_Entries_.
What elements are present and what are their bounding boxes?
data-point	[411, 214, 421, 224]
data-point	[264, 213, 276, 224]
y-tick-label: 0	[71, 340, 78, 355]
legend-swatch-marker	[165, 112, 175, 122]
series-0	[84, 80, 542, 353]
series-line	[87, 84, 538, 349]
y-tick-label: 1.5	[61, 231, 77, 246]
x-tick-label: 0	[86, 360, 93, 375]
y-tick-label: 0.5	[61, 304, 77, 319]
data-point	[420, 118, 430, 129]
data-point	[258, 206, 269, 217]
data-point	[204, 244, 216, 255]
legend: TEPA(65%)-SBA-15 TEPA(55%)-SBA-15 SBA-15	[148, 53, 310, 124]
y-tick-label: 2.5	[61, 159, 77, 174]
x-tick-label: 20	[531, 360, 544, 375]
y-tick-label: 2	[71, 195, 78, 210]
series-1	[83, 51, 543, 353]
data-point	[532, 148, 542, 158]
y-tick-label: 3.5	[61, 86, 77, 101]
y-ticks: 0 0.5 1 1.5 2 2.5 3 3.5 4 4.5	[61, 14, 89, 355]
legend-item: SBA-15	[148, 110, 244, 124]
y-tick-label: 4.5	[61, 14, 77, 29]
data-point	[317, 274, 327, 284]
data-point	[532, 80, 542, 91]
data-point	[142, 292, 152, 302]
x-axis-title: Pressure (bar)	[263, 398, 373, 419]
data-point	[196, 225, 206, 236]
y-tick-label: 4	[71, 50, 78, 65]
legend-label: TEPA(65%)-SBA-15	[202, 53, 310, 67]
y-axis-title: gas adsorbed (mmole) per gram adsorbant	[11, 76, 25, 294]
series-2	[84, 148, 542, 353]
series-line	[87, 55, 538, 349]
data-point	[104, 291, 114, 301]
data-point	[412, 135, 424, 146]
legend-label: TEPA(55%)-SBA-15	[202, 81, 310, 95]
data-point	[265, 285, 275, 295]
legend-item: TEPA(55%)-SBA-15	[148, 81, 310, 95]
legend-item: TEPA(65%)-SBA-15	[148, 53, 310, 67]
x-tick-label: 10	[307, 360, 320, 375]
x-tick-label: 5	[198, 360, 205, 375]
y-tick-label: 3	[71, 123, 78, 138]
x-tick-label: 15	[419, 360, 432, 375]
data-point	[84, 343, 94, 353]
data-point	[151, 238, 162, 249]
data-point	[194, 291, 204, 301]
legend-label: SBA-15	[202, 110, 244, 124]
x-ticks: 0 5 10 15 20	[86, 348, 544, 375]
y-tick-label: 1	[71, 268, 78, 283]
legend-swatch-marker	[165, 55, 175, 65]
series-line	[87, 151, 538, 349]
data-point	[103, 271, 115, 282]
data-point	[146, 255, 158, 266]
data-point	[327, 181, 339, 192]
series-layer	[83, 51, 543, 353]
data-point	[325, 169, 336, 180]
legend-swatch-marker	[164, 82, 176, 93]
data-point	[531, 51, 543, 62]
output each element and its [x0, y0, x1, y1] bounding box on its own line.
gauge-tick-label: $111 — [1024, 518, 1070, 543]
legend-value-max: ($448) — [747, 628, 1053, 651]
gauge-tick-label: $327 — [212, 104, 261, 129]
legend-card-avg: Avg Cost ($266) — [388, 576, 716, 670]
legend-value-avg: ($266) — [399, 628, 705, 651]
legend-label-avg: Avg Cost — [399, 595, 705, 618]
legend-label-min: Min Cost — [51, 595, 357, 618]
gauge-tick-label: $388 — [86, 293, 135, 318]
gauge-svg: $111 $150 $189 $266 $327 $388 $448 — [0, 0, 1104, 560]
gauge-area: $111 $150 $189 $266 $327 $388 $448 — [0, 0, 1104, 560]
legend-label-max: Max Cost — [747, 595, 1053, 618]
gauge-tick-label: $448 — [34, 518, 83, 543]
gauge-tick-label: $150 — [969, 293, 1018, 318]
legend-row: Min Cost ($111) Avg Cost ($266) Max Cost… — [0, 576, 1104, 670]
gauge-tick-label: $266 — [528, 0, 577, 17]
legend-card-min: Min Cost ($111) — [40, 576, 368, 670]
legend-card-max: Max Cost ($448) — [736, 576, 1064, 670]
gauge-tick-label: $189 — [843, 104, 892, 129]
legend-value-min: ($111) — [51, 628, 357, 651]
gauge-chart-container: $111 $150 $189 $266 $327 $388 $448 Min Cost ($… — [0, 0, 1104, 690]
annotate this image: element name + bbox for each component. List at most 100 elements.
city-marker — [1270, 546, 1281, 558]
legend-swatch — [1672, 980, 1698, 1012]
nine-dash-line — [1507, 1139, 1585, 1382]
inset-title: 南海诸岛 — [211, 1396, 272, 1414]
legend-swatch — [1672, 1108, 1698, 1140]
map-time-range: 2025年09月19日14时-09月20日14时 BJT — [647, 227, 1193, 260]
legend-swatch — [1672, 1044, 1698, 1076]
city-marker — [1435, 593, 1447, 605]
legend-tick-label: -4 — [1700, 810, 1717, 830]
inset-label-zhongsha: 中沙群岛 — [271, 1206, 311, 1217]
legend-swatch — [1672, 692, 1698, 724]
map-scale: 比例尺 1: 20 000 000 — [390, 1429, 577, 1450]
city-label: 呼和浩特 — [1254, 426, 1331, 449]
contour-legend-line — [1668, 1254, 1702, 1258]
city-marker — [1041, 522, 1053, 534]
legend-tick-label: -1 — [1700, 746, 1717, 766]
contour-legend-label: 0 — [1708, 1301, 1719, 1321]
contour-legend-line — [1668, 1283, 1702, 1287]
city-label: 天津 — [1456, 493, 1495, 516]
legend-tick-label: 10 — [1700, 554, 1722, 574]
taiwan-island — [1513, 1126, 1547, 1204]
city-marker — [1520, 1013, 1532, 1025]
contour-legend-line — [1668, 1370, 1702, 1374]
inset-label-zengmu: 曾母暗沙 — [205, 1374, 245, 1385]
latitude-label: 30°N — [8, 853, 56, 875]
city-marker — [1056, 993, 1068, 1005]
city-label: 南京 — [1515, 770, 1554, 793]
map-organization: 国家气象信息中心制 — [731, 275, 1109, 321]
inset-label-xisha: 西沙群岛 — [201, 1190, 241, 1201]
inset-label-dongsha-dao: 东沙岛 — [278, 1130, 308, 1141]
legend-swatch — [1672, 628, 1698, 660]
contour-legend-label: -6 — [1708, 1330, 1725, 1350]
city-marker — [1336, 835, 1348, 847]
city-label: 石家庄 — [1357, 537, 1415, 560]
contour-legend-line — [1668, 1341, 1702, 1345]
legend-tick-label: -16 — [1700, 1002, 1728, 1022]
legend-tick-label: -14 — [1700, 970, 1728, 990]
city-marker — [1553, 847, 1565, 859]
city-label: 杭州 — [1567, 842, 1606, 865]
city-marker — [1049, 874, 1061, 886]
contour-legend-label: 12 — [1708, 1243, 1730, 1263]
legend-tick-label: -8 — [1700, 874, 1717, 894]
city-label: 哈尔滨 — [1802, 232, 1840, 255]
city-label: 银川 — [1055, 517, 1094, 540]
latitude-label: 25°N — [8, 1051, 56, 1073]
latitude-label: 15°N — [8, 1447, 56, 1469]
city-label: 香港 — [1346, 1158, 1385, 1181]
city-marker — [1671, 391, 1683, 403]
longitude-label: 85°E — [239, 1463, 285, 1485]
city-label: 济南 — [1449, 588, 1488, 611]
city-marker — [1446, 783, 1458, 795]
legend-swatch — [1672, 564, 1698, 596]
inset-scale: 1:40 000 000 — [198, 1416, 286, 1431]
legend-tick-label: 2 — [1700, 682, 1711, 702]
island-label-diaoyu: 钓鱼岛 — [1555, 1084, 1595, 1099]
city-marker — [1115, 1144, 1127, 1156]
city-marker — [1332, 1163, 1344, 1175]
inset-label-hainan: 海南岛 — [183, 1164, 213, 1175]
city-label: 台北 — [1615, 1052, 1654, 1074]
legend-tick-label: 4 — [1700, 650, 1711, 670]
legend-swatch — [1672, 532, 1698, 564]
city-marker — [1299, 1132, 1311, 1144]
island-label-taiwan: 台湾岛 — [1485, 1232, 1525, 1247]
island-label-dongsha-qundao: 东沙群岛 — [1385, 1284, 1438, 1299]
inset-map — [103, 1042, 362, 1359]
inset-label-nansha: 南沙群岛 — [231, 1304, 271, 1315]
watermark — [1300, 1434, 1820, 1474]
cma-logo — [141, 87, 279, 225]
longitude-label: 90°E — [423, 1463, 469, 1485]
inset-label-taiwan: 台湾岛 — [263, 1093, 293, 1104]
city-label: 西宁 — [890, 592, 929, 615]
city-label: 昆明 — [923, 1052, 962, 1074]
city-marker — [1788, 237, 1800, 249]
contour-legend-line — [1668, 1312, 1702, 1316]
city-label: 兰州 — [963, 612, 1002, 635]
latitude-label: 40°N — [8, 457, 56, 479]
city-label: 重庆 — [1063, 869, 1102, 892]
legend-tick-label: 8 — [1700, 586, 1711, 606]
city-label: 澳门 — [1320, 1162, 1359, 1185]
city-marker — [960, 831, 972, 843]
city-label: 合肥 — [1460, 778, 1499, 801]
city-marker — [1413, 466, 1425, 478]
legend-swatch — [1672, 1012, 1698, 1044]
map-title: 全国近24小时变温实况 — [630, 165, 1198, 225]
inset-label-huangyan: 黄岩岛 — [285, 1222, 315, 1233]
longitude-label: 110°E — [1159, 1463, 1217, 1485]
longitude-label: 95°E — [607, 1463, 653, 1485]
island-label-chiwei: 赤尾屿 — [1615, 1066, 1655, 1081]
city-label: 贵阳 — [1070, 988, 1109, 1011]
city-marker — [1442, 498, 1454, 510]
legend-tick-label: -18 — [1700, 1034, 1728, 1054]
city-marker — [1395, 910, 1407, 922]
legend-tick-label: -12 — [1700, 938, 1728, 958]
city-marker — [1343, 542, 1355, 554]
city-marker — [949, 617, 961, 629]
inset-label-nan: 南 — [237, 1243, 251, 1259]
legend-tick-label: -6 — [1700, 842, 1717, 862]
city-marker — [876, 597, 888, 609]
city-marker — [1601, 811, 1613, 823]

_Instructions for the task_. Copy the material word for word, starting at its first line and stopping after the line containing "output each element".

_Reply to the task_.
What elements are present and what are their bounding boxes?
data-point	[411, 214, 421, 224]
data-point	[264, 213, 276, 224]
y-tick-label: 0	[71, 340, 78, 355]
legend-swatch-marker	[165, 112, 175, 122]
series-0	[84, 80, 542, 353]
series-line	[87, 84, 538, 349]
y-tick-label: 1.5	[61, 231, 77, 246]
x-tick-label: 0	[86, 360, 93, 375]
y-tick-label: 0.5	[61, 304, 77, 319]
data-point	[420, 118, 430, 129]
data-point	[258, 206, 269, 217]
data-point	[204, 244, 216, 255]
legend: TEPA(65%)-SBA-15 TEPA(55%)-SBA-15 SBA-15	[148, 53, 310, 124]
y-tick-label: 2.5	[61, 159, 77, 174]
x-tick-label: 20	[531, 360, 544, 375]
y-tick-label: 2	[71, 195, 78, 210]
series-1	[83, 51, 543, 353]
data-point	[532, 148, 542, 158]
y-tick-label: 3.5	[61, 86, 77, 101]
y-ticks: 0 0.5 1 1.5 2 2.5 3 3.5 4 4.5	[61, 14, 89, 355]
legend-item: SBA-15	[148, 110, 244, 124]
y-tick-label: 4.5	[61, 14, 77, 29]
data-point	[317, 274, 327, 284]
data-point	[532, 80, 542, 91]
data-point	[142, 292, 152, 302]
x-axis-title: Pressure (bar)	[263, 398, 373, 419]
data-point	[196, 225, 206, 236]
y-tick-label: 4	[71, 50, 78, 65]
legend-label: TEPA(65%)-SBA-15	[202, 53, 310, 67]
y-axis-title: gas adsorbed (mmole) per gram adsorbant	[11, 76, 25, 294]
series-2	[84, 148, 542, 353]
series-line	[87, 55, 538, 349]
data-point	[104, 291, 114, 301]
data-point	[412, 135, 424, 146]
legend-label: TEPA(55%)-SBA-15	[202, 81, 310, 95]
data-point	[265, 285, 275, 295]
legend-item: TEPA(55%)-SBA-15	[148, 81, 310, 95]
legend-item: TEPA(65%)-SBA-15	[148, 53, 310, 67]
x-tick-label: 10	[307, 360, 320, 375]
x-tick-label: 5	[198, 360, 205, 375]
y-tick-label: 3	[71, 123, 78, 138]
x-tick-label: 15	[419, 360, 432, 375]
data-point	[84, 343, 94, 353]
data-point	[151, 238, 162, 249]
data-point	[194, 291, 204, 301]
legend-label: SBA-15	[202, 110, 244, 124]
x-ticks: 0 5 10 15 20	[86, 348, 544, 375]
y-tick-label: 1	[71, 268, 78, 283]
legend-swatch-marker	[165, 55, 175, 65]
series-line	[87, 151, 538, 349]
data-point	[103, 271, 115, 282]
data-point	[146, 255, 158, 266]
data-point	[327, 181, 339, 192]
series-layer	[83, 51, 543, 353]
data-point	[325, 169, 336, 180]
legend-swatch-marker	[164, 82, 176, 93]
data-point	[531, 51, 543, 62]
output each element and its [x0, y0, x1, y1] bounding box on its own line.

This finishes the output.